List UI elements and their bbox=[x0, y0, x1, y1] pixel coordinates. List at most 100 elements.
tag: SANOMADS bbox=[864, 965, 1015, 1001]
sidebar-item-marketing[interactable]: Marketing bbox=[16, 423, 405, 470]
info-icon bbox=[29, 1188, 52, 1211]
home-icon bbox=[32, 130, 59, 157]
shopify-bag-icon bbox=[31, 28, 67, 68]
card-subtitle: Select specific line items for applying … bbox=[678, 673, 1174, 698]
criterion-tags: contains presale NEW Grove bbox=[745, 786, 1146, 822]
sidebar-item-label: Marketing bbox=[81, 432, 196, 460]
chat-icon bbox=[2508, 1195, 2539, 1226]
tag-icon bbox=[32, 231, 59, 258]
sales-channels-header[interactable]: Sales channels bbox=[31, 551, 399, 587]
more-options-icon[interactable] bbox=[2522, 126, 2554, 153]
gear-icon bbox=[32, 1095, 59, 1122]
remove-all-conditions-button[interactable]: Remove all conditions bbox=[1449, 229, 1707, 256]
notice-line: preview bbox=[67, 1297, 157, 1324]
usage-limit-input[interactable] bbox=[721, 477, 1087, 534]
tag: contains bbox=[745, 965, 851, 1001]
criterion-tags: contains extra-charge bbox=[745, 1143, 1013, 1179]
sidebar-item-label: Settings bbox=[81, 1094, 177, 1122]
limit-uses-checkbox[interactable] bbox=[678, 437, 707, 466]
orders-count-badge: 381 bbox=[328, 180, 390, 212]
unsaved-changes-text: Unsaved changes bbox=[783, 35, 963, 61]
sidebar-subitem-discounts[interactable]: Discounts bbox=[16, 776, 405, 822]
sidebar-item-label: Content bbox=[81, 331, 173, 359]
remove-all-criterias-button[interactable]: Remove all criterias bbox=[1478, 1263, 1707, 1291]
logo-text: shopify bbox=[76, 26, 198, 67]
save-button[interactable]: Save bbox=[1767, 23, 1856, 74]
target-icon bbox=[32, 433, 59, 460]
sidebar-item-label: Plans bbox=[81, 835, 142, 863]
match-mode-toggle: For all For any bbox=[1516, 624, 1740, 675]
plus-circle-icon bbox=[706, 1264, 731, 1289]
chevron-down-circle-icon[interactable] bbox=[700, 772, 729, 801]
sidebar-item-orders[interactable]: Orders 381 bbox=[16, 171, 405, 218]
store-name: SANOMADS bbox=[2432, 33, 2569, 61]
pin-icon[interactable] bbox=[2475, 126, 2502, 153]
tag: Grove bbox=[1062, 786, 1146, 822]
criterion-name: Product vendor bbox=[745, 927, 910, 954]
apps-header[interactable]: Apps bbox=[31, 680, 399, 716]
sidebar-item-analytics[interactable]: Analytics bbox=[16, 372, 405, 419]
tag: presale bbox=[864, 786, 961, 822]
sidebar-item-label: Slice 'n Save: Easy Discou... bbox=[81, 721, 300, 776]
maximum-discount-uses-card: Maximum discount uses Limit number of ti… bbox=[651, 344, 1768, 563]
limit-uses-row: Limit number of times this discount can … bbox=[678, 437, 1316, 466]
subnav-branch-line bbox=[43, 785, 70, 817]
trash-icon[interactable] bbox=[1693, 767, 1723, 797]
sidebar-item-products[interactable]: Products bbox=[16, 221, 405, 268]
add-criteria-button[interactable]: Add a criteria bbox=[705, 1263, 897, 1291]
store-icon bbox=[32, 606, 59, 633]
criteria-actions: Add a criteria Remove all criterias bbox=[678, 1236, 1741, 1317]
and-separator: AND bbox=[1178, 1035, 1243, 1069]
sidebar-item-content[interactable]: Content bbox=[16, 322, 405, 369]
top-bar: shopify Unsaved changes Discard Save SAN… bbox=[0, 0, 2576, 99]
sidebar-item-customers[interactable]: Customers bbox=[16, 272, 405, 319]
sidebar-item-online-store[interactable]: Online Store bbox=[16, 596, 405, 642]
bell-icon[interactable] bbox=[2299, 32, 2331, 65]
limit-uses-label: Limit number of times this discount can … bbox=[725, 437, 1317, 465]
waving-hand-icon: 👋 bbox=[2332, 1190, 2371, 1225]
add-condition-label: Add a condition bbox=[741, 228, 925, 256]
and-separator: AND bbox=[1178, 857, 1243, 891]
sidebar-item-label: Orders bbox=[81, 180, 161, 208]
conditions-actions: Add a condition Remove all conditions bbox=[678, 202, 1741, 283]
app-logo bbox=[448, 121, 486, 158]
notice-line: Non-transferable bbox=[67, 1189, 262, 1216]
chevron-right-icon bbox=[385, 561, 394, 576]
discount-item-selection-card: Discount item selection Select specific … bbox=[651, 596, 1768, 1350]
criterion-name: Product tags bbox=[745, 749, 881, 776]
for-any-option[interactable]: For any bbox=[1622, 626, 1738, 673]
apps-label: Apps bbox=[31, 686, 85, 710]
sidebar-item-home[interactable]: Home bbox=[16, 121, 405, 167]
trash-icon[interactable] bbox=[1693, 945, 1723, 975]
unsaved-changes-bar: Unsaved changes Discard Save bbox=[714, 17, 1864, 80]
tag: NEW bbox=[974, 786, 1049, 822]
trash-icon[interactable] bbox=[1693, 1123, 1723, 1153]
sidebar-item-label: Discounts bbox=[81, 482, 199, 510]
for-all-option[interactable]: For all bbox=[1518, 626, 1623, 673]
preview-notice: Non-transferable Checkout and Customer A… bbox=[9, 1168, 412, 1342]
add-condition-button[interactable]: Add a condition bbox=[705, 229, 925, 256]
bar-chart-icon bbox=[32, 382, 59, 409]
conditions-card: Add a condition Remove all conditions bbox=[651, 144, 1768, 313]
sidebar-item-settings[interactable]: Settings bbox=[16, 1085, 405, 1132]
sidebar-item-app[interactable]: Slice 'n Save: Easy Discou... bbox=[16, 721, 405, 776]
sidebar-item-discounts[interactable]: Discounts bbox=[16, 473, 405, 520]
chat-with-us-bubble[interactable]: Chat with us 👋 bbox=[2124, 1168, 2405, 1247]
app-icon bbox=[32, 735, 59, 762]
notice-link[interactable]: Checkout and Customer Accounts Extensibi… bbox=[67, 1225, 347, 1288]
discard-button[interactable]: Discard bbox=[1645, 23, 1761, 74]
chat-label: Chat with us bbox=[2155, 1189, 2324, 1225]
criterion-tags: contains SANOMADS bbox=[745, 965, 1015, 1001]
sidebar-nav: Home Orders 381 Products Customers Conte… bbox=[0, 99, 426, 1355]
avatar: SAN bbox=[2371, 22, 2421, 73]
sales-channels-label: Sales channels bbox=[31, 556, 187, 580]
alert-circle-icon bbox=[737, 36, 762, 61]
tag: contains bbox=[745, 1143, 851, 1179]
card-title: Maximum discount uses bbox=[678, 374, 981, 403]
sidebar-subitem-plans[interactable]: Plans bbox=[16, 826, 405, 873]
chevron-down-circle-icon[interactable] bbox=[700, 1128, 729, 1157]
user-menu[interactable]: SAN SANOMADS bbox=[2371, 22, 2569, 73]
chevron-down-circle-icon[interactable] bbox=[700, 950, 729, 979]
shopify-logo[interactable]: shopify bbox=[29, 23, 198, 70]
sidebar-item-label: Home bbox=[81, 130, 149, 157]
━━━━━━━━━━
__DESCRIPTION OF THE TASK__: Copy out every line of the entries above verbatim, keeping each character and the line order unchanged.

__ANSWER IN FULL__:
List UI elements and their bbox=[x0, y0, x1, y1] pixel coordinates. List at most 100 elements.
tag: SANOMADS bbox=[864, 965, 1015, 1001]
sidebar-item-marketing[interactable]: Marketing bbox=[16, 423, 405, 470]
info-icon bbox=[29, 1188, 52, 1211]
home-icon bbox=[32, 130, 59, 157]
shopify-bag-icon bbox=[31, 28, 67, 68]
card-subtitle: Select specific line items for applying … bbox=[678, 673, 1174, 698]
criterion-tags: contains presale NEW Grove bbox=[745, 786, 1146, 822]
sidebar-item-label: Marketing bbox=[81, 432, 196, 460]
chat-icon bbox=[2508, 1195, 2539, 1226]
tag-icon bbox=[32, 231, 59, 258]
sales-channels-header[interactable]: Sales channels bbox=[31, 551, 399, 587]
more-options-icon[interactable] bbox=[2522, 126, 2554, 153]
gear-icon bbox=[32, 1095, 59, 1122]
remove-all-conditions-button[interactable]: Remove all conditions bbox=[1449, 229, 1707, 256]
notice-line: preview bbox=[67, 1297, 157, 1324]
usage-limit-input[interactable] bbox=[721, 477, 1087, 534]
tag: contains bbox=[745, 965, 851, 1001]
criterion-tags: contains extra-charge bbox=[745, 1143, 1013, 1179]
sidebar-item-label: Settings bbox=[81, 1094, 177, 1122]
limit-uses-checkbox[interactable] bbox=[678, 437, 707, 466]
orders-count-badge: 381 bbox=[328, 180, 390, 212]
unsaved-changes-text: Unsaved changes bbox=[783, 35, 963, 61]
sidebar-subitem-discounts[interactable]: Discounts bbox=[16, 776, 405, 822]
sidebar-item-label: Content bbox=[81, 331, 173, 359]
remove-all-criterias-button[interactable]: Remove all criterias bbox=[1478, 1263, 1707, 1291]
logo-text: shopify bbox=[76, 26, 198, 67]
save-button[interactable]: Save bbox=[1767, 23, 1856, 74]
target-icon bbox=[32, 433, 59, 460]
sidebar-item-label: Plans bbox=[81, 835, 142, 863]
match-mode-toggle: For all For any bbox=[1516, 624, 1740, 675]
plus-circle-icon bbox=[706, 1264, 731, 1289]
chevron-down-circle-icon[interactable] bbox=[700, 772, 729, 801]
sidebar-item-orders[interactable]: Orders 381 bbox=[16, 171, 405, 218]
store-name: SANOMADS bbox=[2432, 33, 2569, 61]
pin-icon[interactable] bbox=[2475, 126, 2502, 153]
tag: Grove bbox=[1062, 786, 1146, 822]
criterion-name: Product vendor bbox=[745, 927, 910, 954]
apps-header[interactable]: Apps bbox=[31, 680, 399, 716]
sidebar-item-analytics[interactable]: Analytics bbox=[16, 372, 405, 419]
tag: presale bbox=[864, 786, 961, 822]
sidebar-item-label: Slice 'n Save: Easy Discou... bbox=[81, 721, 300, 776]
maximum-discount-uses-card: Maximum discount uses Limit number of ti… bbox=[651, 344, 1768, 563]
limit-uses-row: Limit number of times this discount can … bbox=[678, 437, 1316, 466]
subnav-branch-line bbox=[43, 785, 70, 817]
trash-icon[interactable] bbox=[1693, 767, 1723, 797]
sidebar-item-products[interactable]: Products bbox=[16, 221, 405, 268]
add-criteria-button[interactable]: Add a criteria bbox=[705, 1263, 897, 1291]
store-icon bbox=[32, 606, 59, 633]
criteria-actions: Add a criteria Remove all criterias bbox=[678, 1236, 1741, 1317]
and-separator: AND bbox=[1178, 1035, 1243, 1069]
sidebar-item-content[interactable]: Content bbox=[16, 322, 405, 369]
top-bar: shopify Unsaved changes Discard Save SAN… bbox=[0, 0, 2576, 99]
sidebar-item-customers[interactable]: Customers bbox=[16, 272, 405, 319]
sidebar-item-online-store[interactable]: Online Store bbox=[16, 596, 405, 642]
bell-icon[interactable] bbox=[2299, 32, 2331, 65]
limit-uses-label: Limit number of times this discount can … bbox=[725, 437, 1317, 465]
waving-hand-icon: 👋 bbox=[2332, 1190, 2371, 1225]
add-condition-label: Add a condition bbox=[741, 228, 925, 256]
and-separator: AND bbox=[1178, 857, 1243, 891]
sidebar-item-label: Orders bbox=[81, 180, 161, 208]
conditions-actions: Add a condition Remove all conditions bbox=[678, 202, 1741, 283]
app-logo bbox=[448, 121, 486, 158]
notice-line: Non-transferable bbox=[67, 1189, 262, 1216]
chevron-right-icon bbox=[385, 561, 394, 576]
discount-item-selection-card: Discount item selection Select specific … bbox=[651, 596, 1768, 1350]
criterion-name: Product tags bbox=[745, 749, 881, 776]
for-any-option[interactable]: For any bbox=[1622, 626, 1738, 673]
apps-label: Apps bbox=[31, 686, 85, 710]
sidebar-item-home[interactable]: Home bbox=[16, 121, 405, 167]
trash-icon[interactable] bbox=[1693, 945, 1723, 975]
unsaved-changes-bar: Unsaved changes Discard Save bbox=[714, 17, 1864, 80]
tag: NEW bbox=[974, 786, 1049, 822]
trash-icon[interactable] bbox=[1693, 1123, 1723, 1153]
sidebar-item-label: Discounts bbox=[81, 482, 199, 510]
for-all-option[interactable]: For all bbox=[1518, 626, 1623, 673]
preview-notice: Non-transferable Checkout and Customer A… bbox=[9, 1168, 412, 1342]
add-condition-button[interactable]: Add a condition bbox=[705, 229, 925, 256]
bar-chart-icon bbox=[32, 382, 59, 409]
conditions-card: Add a condition Remove all conditions bbox=[651, 144, 1768, 313]
sidebar-item-settings[interactable]: Settings bbox=[16, 1085, 405, 1132]
sidebar-item-app[interactable]: Slice 'n Save: Easy Discou... bbox=[16, 721, 405, 776]
sidebar-item-discounts[interactable]: Discounts bbox=[16, 473, 405, 520]
chat-with-us-bubble[interactable]: Chat with us 👋 bbox=[2124, 1168, 2405, 1247]
app-icon bbox=[32, 735, 59, 762]
notice-link[interactable]: Checkout and Customer Accounts Extensibi… bbox=[67, 1225, 347, 1288]
discard-button[interactable]: Discard bbox=[1645, 23, 1761, 74]
chat-label: Chat with us bbox=[2155, 1189, 2324, 1225]
criterion-tags: contains SANOMADS bbox=[745, 965, 1015, 1001]
sidebar-nav: Home Orders 381 Products Customers Conte… bbox=[0, 99, 426, 1355]
avatar: SAN bbox=[2371, 22, 2421, 73]
sales-channels-label: Sales channels bbox=[31, 556, 187, 580]
alert-circle-icon bbox=[737, 36, 762, 61]
tag: contains bbox=[745, 1143, 851, 1179]
card-title: Maximum discount uses bbox=[678, 374, 981, 403]
sidebar-subitem-plans[interactable]: Plans bbox=[16, 826, 405, 873]
chevron-down-circle-icon[interactable] bbox=[700, 1128, 729, 1157]
user-menu[interactable]: SAN SANOMADS bbox=[2371, 22, 2569, 73]
chevron-down-circle-icon[interactable] bbox=[700, 950, 729, 979]
shopify-logo[interactable]: shopify bbox=[29, 23, 198, 70]
sidebar-item-label: Home bbox=[81, 130, 149, 157]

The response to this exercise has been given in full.